▸ **DIRECTIONS FOR THIS TASK**
Without including any pictures, write out all the entries exactly.

-------

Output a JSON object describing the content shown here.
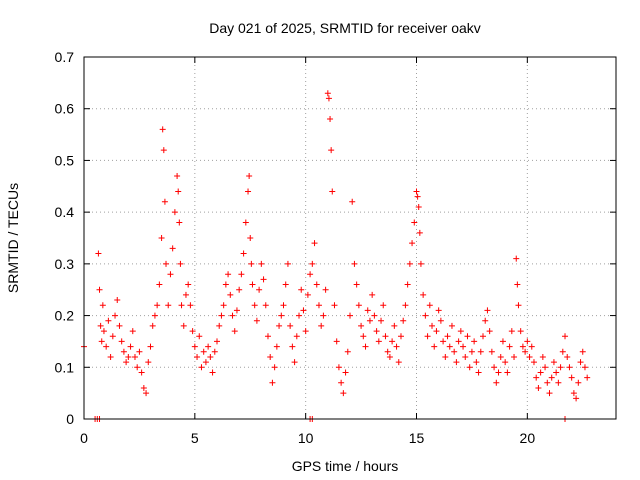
{
  "chart_data": {
    "type": "scatter",
    "title": "Day 021 of 2025, SRMTID for receiver oakv",
    "xlabel": "GPS time / hours",
    "ylabel": "SRMTID / TECUs",
    "xlim": [
      0,
      24
    ],
    "ylim": [
      0,
      0.7
    ],
    "xticks": [
      0,
      5,
      10,
      15,
      20
    ],
    "xtick_labels": [
      "0",
      "5",
      "10",
      "15",
      "20"
    ],
    "yticks": [
      0,
      0.1,
      0.2,
      0.3,
      0.4,
      0.5,
      0.6,
      0.7
    ],
    "ytick_labels": [
      "0",
      "0.1",
      "0.2",
      "0.3",
      "0.4",
      "0.5",
      "0.6",
      "0.7"
    ],
    "grid": true,
    "marker": "+",
    "marker_color": "#ff0000",
    "series": [
      {
        "name": "SRMTID",
        "x": [
          0.0,
          0.5,
          0.65,
          0.7,
          0.75,
          0.8,
          0.85,
          0.9,
          1.0,
          1.1,
          1.2,
          1.3,
          1.4,
          1.5,
          1.6,
          1.7,
          1.8,
          1.9,
          2.0,
          2.1,
          2.2,
          2.3,
          2.4,
          2.5,
          2.6,
          2.7,
          2.8,
          2.9,
          3.0,
          3.1,
          3.2,
          3.3,
          3.4,
          3.5,
          3.55,
          3.6,
          3.65,
          3.7,
          3.8,
          3.9,
          4.0,
          4.1,
          4.2,
          4.25,
          4.3,
          4.35,
          4.4,
          4.5,
          4.6,
          4.7,
          4.8,
          4.9,
          5.0,
          5.1,
          5.2,
          5.3,
          5.4,
          5.5,
          5.6,
          5.7,
          5.8,
          5.9,
          6.0,
          6.1,
          6.2,
          6.3,
          6.4,
          6.5,
          6.6,
          6.7,
          6.8,
          6.9,
          7.0,
          7.1,
          7.2,
          7.3,
          7.4,
          7.45,
          7.5,
          7.55,
          7.6,
          7.7,
          7.8,
          7.9,
          8.0,
          8.1,
          8.2,
          8.3,
          8.4,
          8.5,
          8.6,
          8.7,
          8.8,
          8.9,
          9.0,
          9.1,
          9.2,
          9.3,
          9.4,
          9.5,
          9.6,
          9.7,
          9.8,
          9.9,
          10.0,
          10.1,
          10.2,
          10.3,
          10.4,
          10.5,
          10.6,
          10.7,
          10.8,
          10.9,
          11.0,
          11.05,
          11.1,
          11.15,
          11.2,
          11.3,
          11.4,
          11.5,
          11.6,
          11.7,
          11.8,
          11.9,
          12.0,
          12.1,
          12.2,
          12.3,
          12.4,
          12.5,
          12.6,
          12.7,
          12.8,
          12.9,
          13.0,
          13.1,
          13.2,
          13.3,
          13.4,
          13.5,
          13.6,
          13.7,
          13.8,
          13.9,
          14.0,
          14.1,
          14.2,
          14.3,
          14.4,
          14.5,
          14.6,
          14.7,
          14.8,
          14.9,
          15.0,
          15.05,
          15.1,
          15.15,
          15.2,
          15.3,
          15.4,
          15.5,
          15.6,
          15.7,
          15.8,
          15.9,
          16.0,
          16.1,
          16.2,
          16.3,
          16.4,
          16.5,
          16.6,
          16.7,
          16.8,
          16.9,
          17.0,
          17.1,
          17.2,
          17.3,
          17.4,
          17.5,
          17.6,
          17.7,
          17.8,
          17.9,
          18.0,
          18.1,
          18.2,
          18.3,
          18.4,
          18.5,
          18.6,
          18.7,
          18.8,
          18.9,
          19.0,
          19.1,
          19.2,
          19.3,
          19.4,
          19.5,
          19.55,
          19.6,
          19.7,
          19.8,
          19.9,
          20.0,
          20.1,
          20.2,
          20.3,
          20.4,
          20.5,
          20.6,
          20.7,
          20.8,
          20.9,
          21.0,
          21.1,
          21.2,
          21.3,
          21.4,
          21.5,
          21.6,
          21.7,
          21.8,
          21.9,
          22.0,
          22.1,
          22.2,
          22.3,
          22.4,
          22.5,
          22.6,
          22.7,
          0.6,
          0.7,
          10.2,
          10.3,
          21.7
        ],
        "y": [
          0.14,
          0.0,
          0.32,
          0.25,
          0.18,
          0.15,
          0.22,
          0.17,
          0.14,
          0.19,
          0.12,
          0.16,
          0.2,
          0.23,
          0.18,
          0.15,
          0.13,
          0.11,
          0.12,
          0.14,
          0.17,
          0.12,
          0.1,
          0.13,
          0.09,
          0.06,
          0.05,
          0.11,
          0.14,
          0.18,
          0.2,
          0.22,
          0.26,
          0.35,
          0.56,
          0.52,
          0.42,
          0.3,
          0.22,
          0.28,
          0.33,
          0.4,
          0.47,
          0.44,
          0.38,
          0.3,
          0.22,
          0.18,
          0.24,
          0.26,
          0.22,
          0.17,
          0.14,
          0.12,
          0.16,
          0.1,
          0.13,
          0.11,
          0.14,
          0.12,
          0.09,
          0.13,
          0.15,
          0.18,
          0.2,
          0.22,
          0.26,
          0.28,
          0.24,
          0.2,
          0.17,
          0.21,
          0.25,
          0.28,
          0.32,
          0.38,
          0.44,
          0.47,
          0.35,
          0.3,
          0.26,
          0.22,
          0.19,
          0.25,
          0.3,
          0.27,
          0.22,
          0.16,
          0.12,
          0.07,
          0.1,
          0.14,
          0.18,
          0.2,
          0.22,
          0.26,
          0.3,
          0.18,
          0.14,
          0.11,
          0.16,
          0.2,
          0.25,
          0.21,
          0.17,
          0.24,
          0.28,
          0.3,
          0.34,
          0.26,
          0.22,
          0.18,
          0.2,
          0.25,
          0.63,
          0.62,
          0.58,
          0.52,
          0.44,
          0.22,
          0.15,
          0.1,
          0.07,
          0.05,
          0.09,
          0.13,
          0.2,
          0.42,
          0.3,
          0.26,
          0.22,
          0.18,
          0.16,
          0.14,
          0.21,
          0.19,
          0.24,
          0.2,
          0.17,
          0.15,
          0.19,
          0.22,
          0.16,
          0.13,
          0.12,
          0.15,
          0.18,
          0.14,
          0.11,
          0.16,
          0.19,
          0.22,
          0.26,
          0.3,
          0.34,
          0.38,
          0.44,
          0.43,
          0.41,
          0.36,
          0.3,
          0.24,
          0.2,
          0.16,
          0.22,
          0.18,
          0.14,
          0.17,
          0.21,
          0.19,
          0.15,
          0.12,
          0.16,
          0.14,
          0.18,
          0.13,
          0.11,
          0.15,
          0.17,
          0.14,
          0.12,
          0.16,
          0.1,
          0.13,
          0.15,
          0.11,
          0.09,
          0.13,
          0.16,
          0.19,
          0.21,
          0.17,
          0.13,
          0.1,
          0.07,
          0.09,
          0.12,
          0.15,
          0.11,
          0.09,
          0.14,
          0.17,
          0.12,
          0.31,
          0.26,
          0.22,
          0.17,
          0.14,
          0.13,
          0.15,
          0.12,
          0.14,
          0.11,
          0.08,
          0.06,
          0.09,
          0.12,
          0.1,
          0.07,
          0.05,
          0.08,
          0.11,
          0.09,
          0.07,
          0.1,
          0.13,
          0.16,
          0.12,
          0.1,
          0.08,
          0.05,
          0.04,
          0.07,
          0.11,
          0.13,
          0.1,
          0.08,
          0.0,
          0.0,
          0.0,
          0.0,
          0.0
        ]
      }
    ]
  }
}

-------

▸ **ANSWER TO THE TASK**
Output a JSON object describing the content shown here.
{
  "chart_data": {
    "type": "scatter",
    "title": "Day 021 of 2025, SRMTID for receiver oakv",
    "xlabel": "GPS time / hours",
    "ylabel": "SRMTID / TECUs",
    "xlim": [
      0,
      24
    ],
    "ylim": [
      0,
      0.7
    ],
    "xticks": [
      0,
      5,
      10,
      15,
      20
    ],
    "xtick_labels": [
      "0",
      "5",
      "10",
      "15",
      "20"
    ],
    "yticks": [
      0,
      0.1,
      0.2,
      0.3,
      0.4,
      0.5,
      0.6,
      0.7
    ],
    "ytick_labels": [
      "0",
      "0.1",
      "0.2",
      "0.3",
      "0.4",
      "0.5",
      "0.6",
      "0.7"
    ],
    "grid": true,
    "marker": "+",
    "marker_color": "#ff0000",
    "series": [
      {
        "name": "SRMTID",
        "x": [
          0.0,
          0.5,
          0.65,
          0.7,
          0.75,
          0.8,
          0.85,
          0.9,
          1.0,
          1.1,
          1.2,
          1.3,
          1.4,
          1.5,
          1.6,
          1.7,
          1.8,
          1.9,
          2.0,
          2.1,
          2.2,
          2.3,
          2.4,
          2.5,
          2.6,
          2.7,
          2.8,
          2.9,
          3.0,
          3.1,
          3.2,
          3.3,
          3.4,
          3.5,
          3.55,
          3.6,
          3.65,
          3.7,
          3.8,
          3.9,
          4.0,
          4.1,
          4.2,
          4.25,
          4.3,
          4.35,
          4.4,
          4.5,
          4.6,
          4.7,
          4.8,
          4.9,
          5.0,
          5.1,
          5.2,
          5.3,
          5.4,
          5.5,
          5.6,
          5.7,
          5.8,
          5.9,
          6.0,
          6.1,
          6.2,
          6.3,
          6.4,
          6.5,
          6.6,
          6.7,
          6.8,
          6.9,
          7.0,
          7.1,
          7.2,
          7.3,
          7.4,
          7.45,
          7.5,
          7.55,
          7.6,
          7.7,
          7.8,
          7.9,
          8.0,
          8.1,
          8.2,
          8.3,
          8.4,
          8.5,
          8.6,
          8.7,
          8.8,
          8.9,
          9.0,
          9.1,
          9.2,
          9.3,
          9.4,
          9.5,
          9.6,
          9.7,
          9.8,
          9.9,
          10.0,
          10.1,
          10.2,
          10.3,
          10.4,
          10.5,
          10.6,
          10.7,
          10.8,
          10.9,
          11.0,
          11.05,
          11.1,
          11.15,
          11.2,
          11.3,
          11.4,
          11.5,
          11.6,
          11.7,
          11.8,
          11.9,
          12.0,
          12.1,
          12.2,
          12.3,
          12.4,
          12.5,
          12.6,
          12.7,
          12.8,
          12.9,
          13.0,
          13.1,
          13.2,
          13.3,
          13.4,
          13.5,
          13.6,
          13.7,
          13.8,
          13.9,
          14.0,
          14.1,
          14.2,
          14.3,
          14.4,
          14.5,
          14.6,
          14.7,
          14.8,
          14.9,
          15.0,
          15.05,
          15.1,
          15.15,
          15.2,
          15.3,
          15.4,
          15.5,
          15.6,
          15.7,
          15.8,
          15.9,
          16.0,
          16.1,
          16.2,
          16.3,
          16.4,
          16.5,
          16.6,
          16.7,
          16.8,
          16.9,
          17.0,
          17.1,
          17.2,
          17.3,
          17.4,
          17.5,
          17.6,
          17.7,
          17.8,
          17.9,
          18.0,
          18.1,
          18.2,
          18.3,
          18.4,
          18.5,
          18.6,
          18.7,
          18.8,
          18.9,
          19.0,
          19.1,
          19.2,
          19.3,
          19.4,
          19.5,
          19.55,
          19.6,
          19.7,
          19.8,
          19.9,
          20.0,
          20.1,
          20.2,
          20.3,
          20.4,
          20.5,
          20.6,
          20.7,
          20.8,
          20.9,
          21.0,
          21.1,
          21.2,
          21.3,
          21.4,
          21.5,
          21.6,
          21.7,
          21.8,
          21.9,
          22.0,
          22.1,
          22.2,
          22.3,
          22.4,
          22.5,
          22.6,
          22.7,
          0.6,
          0.7,
          10.2,
          10.3,
          21.7
        ],
        "y": [
          0.14,
          0.0,
          0.32,
          0.25,
          0.18,
          0.15,
          0.22,
          0.17,
          0.14,
          0.19,
          0.12,
          0.16,
          0.2,
          0.23,
          0.18,
          0.15,
          0.13,
          0.11,
          0.12,
          0.14,
          0.17,
          0.12,
          0.1,
          0.13,
          0.09,
          0.06,
          0.05,
          0.11,
          0.14,
          0.18,
          0.2,
          0.22,
          0.26,
          0.35,
          0.56,
          0.52,
          0.42,
          0.3,
          0.22,
          0.28,
          0.33,
          0.4,
          0.47,
          0.44,
          0.38,
          0.3,
          0.22,
          0.18,
          0.24,
          0.26,
          0.22,
          0.17,
          0.14,
          0.12,
          0.16,
          0.1,
          0.13,
          0.11,
          0.14,
          0.12,
          0.09,
          0.13,
          0.15,
          0.18,
          0.2,
          0.22,
          0.26,
          0.28,
          0.24,
          0.2,
          0.17,
          0.21,
          0.25,
          0.28,
          0.32,
          0.38,
          0.44,
          0.47,
          0.35,
          0.3,
          0.26,
          0.22,
          0.19,
          0.25,
          0.3,
          0.27,
          0.22,
          0.16,
          0.12,
          0.07,
          0.1,
          0.14,
          0.18,
          0.2,
          0.22,
          0.26,
          0.3,
          0.18,
          0.14,
          0.11,
          0.16,
          0.2,
          0.25,
          0.21,
          0.17,
          0.24,
          0.28,
          0.3,
          0.34,
          0.26,
          0.22,
          0.18,
          0.2,
          0.25,
          0.63,
          0.62,
          0.58,
          0.52,
          0.44,
          0.22,
          0.15,
          0.1,
          0.07,
          0.05,
          0.09,
          0.13,
          0.2,
          0.42,
          0.3,
          0.26,
          0.22,
          0.18,
          0.16,
          0.14,
          0.21,
          0.19,
          0.24,
          0.2,
          0.17,
          0.15,
          0.19,
          0.22,
          0.16,
          0.13,
          0.12,
          0.15,
          0.18,
          0.14,
          0.11,
          0.16,
          0.19,
          0.22,
          0.26,
          0.3,
          0.34,
          0.38,
          0.44,
          0.43,
          0.41,
          0.36,
          0.3,
          0.24,
          0.2,
          0.16,
          0.22,
          0.18,
          0.14,
          0.17,
          0.21,
          0.19,
          0.15,
          0.12,
          0.16,
          0.14,
          0.18,
          0.13,
          0.11,
          0.15,
          0.17,
          0.14,
          0.12,
          0.16,
          0.1,
          0.13,
          0.15,
          0.11,
          0.09,
          0.13,
          0.16,
          0.19,
          0.21,
          0.17,
          0.13,
          0.1,
          0.07,
          0.09,
          0.12,
          0.15,
          0.11,
          0.09,
          0.14,
          0.17,
          0.12,
          0.31,
          0.26,
          0.22,
          0.17,
          0.14,
          0.13,
          0.15,
          0.12,
          0.14,
          0.11,
          0.08,
          0.06,
          0.09,
          0.12,
          0.1,
          0.07,
          0.05,
          0.08,
          0.11,
          0.09,
          0.07,
          0.1,
          0.13,
          0.16,
          0.12,
          0.1,
          0.08,
          0.05,
          0.04,
          0.07,
          0.11,
          0.13,
          0.1,
          0.08,
          0.0,
          0.0,
          0.0,
          0.0,
          0.0
        ]
      }
    ]
  }
}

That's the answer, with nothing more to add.